* [What is expected]
Retype the material that follows, keeping every word as it is.

※

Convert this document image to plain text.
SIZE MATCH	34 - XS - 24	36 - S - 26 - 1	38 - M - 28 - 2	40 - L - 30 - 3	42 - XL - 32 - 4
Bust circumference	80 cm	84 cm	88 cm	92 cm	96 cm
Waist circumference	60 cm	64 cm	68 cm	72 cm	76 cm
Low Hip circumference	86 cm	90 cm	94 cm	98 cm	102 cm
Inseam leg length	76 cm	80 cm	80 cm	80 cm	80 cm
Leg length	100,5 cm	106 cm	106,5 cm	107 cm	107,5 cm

※

* [Solution]
Convert this document image to plain text.
SIZE MATCH	34 - XS - 24	36 - S - 26 - 1	38 - M - 28 - 2	40 - L - 30 - 3	42 - XL - 32 - 4
Bust circumference	80 cm	84 cm	88 cm	92 cm	96 cm
Waist circumference	60 cm	64 cm	68 cm	72 cm	76 cm
Low Hip circumference	86 cm	90 cm	94 cm	98 cm	102 cm
Inseam leg length	76 cm	80 cm	80 cm	80 cm	80 cm
Leg length	100,5 cm	106 cm	106,5 cm	107 cm	107,5 cm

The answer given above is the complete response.